* What is being asked *
Return the count of lines that hold the string "Trust", with no other words.

------------

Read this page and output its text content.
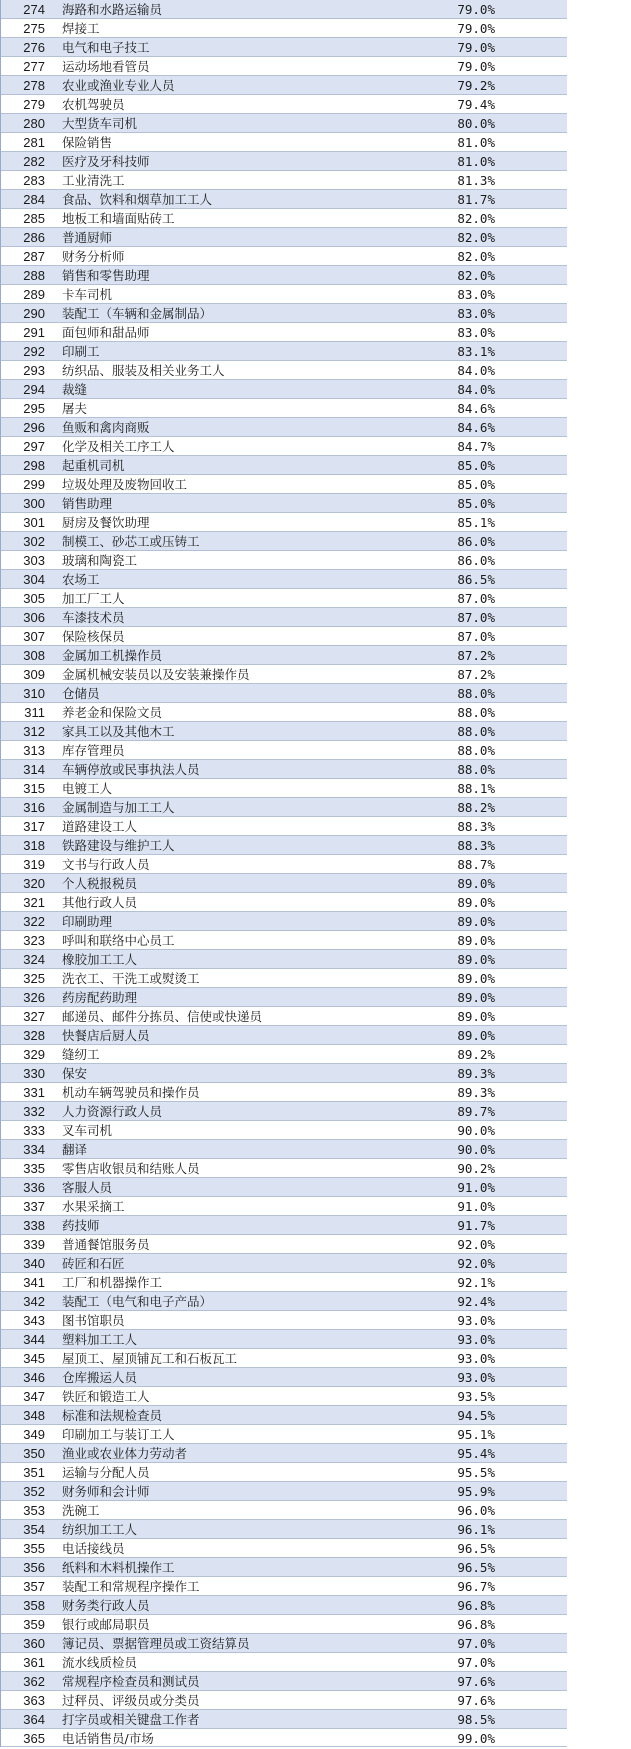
274	海路和水路运输员	79.0%
275	焊接工	79.0%
276	电气和电子技工	79.0%
277	运动场地看管员	79.0%
278	农业或渔业专业人员	79.2%
279	农机驾驶员	79.4%
280	大型货车司机	80.0%
281	保险销售	81.0%
282	医疗及牙科技师	81.0%
283	工业清洗工	81.3%
284	食品、饮料和烟草加工工人	81.7%
285	地板工和墙面贴砖工	82.0%
286	普通厨师	82.0%
287	财务分析师	82.0%
288	销售和零售助理	82.0%
289	卡车司机	83.0%
290	装配工（车辆和金属制品）	83.0%
291	面包师和甜品师	83.0%
292	印刷工	83.1%
293	纺织品、服装及相关业务工人	84.0%
294	裁缝	84.0%
295	屠夫	84.6%
296	鱼贩和禽肉商贩	84.6%
297	化学及相关工序工人	84.7%
298	起重机司机	85.0%
299	垃圾处理及废物回收工	85.0%
300	销售助理	85.0%
301	厨房及餐饮助理	85.1%
302	制模工、砂芯工或压铸工	86.0%
303	玻璃和陶瓷工	86.0%
304	农场工	86.5%
305	加工厂工人	87.0%
306	车漆技术员	87.0%
307	保险核保员	87.0%
308	金属加工机操作员	87.2%
309	金属机械安装员以及安装兼操作员	87.2%
310	仓储员	88.0%
311	养老金和保险文员	88.0%
312	家具工以及其他木工	88.0%
313	库存管理员	88.0%
314	车辆停放或民事执法人员	88.0%
315	电镀工人	88.1%
316	金属制造与加工工人	88.2%
317	道路建设工人	88.3%
318	铁路建设与维护工人	88.3%
319	文书与行政人员	88.7%
320	个人税报税员	89.0%
321	其他行政人员	89.0%
322	印刷助理	89.0%
323	呼叫和联络中心员工	89.0%
324	橡胶加工工人	89.0%
325	洗衣工、干洗工或熨烫工	89.0%
326	药房配药助理	89.0%
327	邮递员、邮件分拣员、信使或快递员	89.0%
328	快餐店后厨人员	89.0%
329	缝纫工	89.2%
330	保安	89.3%
331	机动车辆驾驶员和操作员	89.3%
332	人力资源行政人员	89.7%
333	叉车司机	90.0%
334	翻译	90.0%
335	零售店收银员和结账人员	90.2%
336	客服人员	91.0%
337	水果采摘工	91.0%
338	药技师	91.7%
339	普通餐馆服务员	92.0%
340	砖匠和石匠	92.0%
341	工厂和机器操作工	92.1%
342	装配工（电气和电子产品）	92.4%
343	图书馆职员	93.0%
344	塑料加工工人	93.0%
345	屋顶工、屋顶铺瓦工和石板瓦工	93.0%
346	仓库搬运人员	93.0%
347	铁匠和锻造工人	93.5%
348	标准和法规检查员	94.5%
349	印刷加工与装订工人	95.1%
350	渔业或农业体力劳动者	95.4%
351	运输与分配人员	95.5%
352	财务师和会计师	95.9%
353	洗碗工	96.0%
354	纺织加工工人	96.1%
355	电话接线员	96.5%
356	纸料和木料机操作工	96.5%
357	装配工和常规程序操作工	96.7%
358	财务类行政人员	96.8%
359	银行或邮局职员	96.8%
360	簿记员、票据管理员或工资结算员	97.0%
361	流水线质检员	97.0%
362	常规程序检查员和测试员	97.6%
363	过秤员、评级员或分类员	97.6%
364	打字员或相关键盘工作者	98.5%
365	电话销售员/市场	99.0%
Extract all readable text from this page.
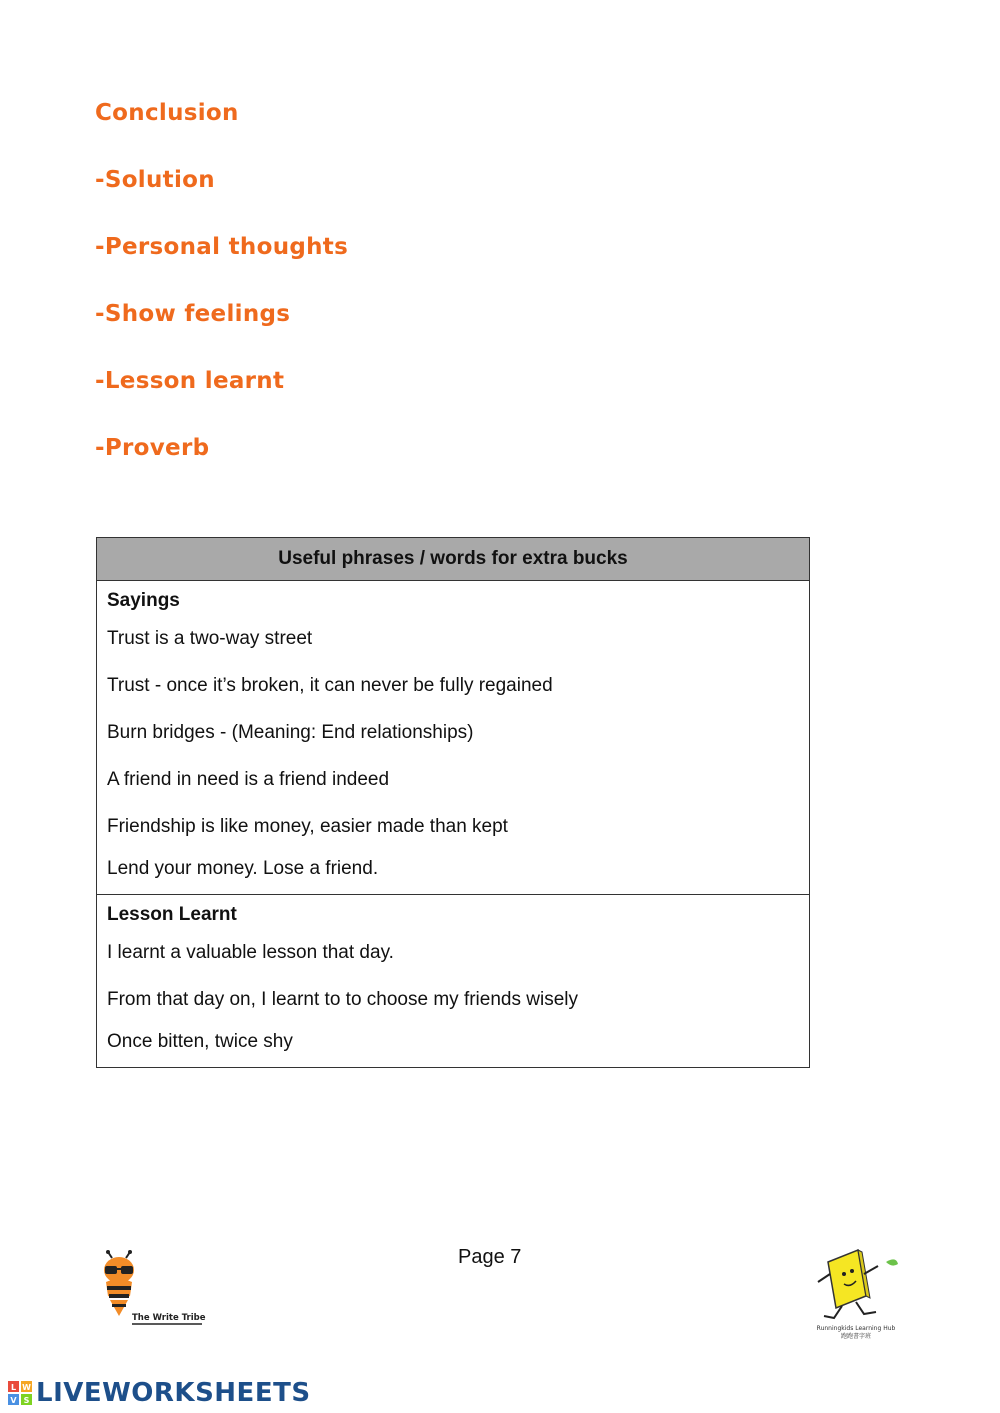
Conclusion
-Solution
-Personal thoughts
-Show feelings
-Lesson learnt
-Proverb
Useful phrases / words for extra bucks
Sayings
Trust is a two-way street
Trust - once it’s broken, it can never be fully regained
Burn bridges - (Meaning: End relationships)
A friend in need is a friend indeed
Friendship is like money, easier made than kept
Lend your money. Lose a friend.
Lesson Learnt
I learnt a valuable lesson that day.
From that day on, I learnt to to choose my friends wisely
Once bitten, twice shy
Page 7
The Write Tribe
Runningkids Learning Hub
跑跑書字班
L W
V S LIVEWORKSHEETS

------------

* Output for this exercise *
2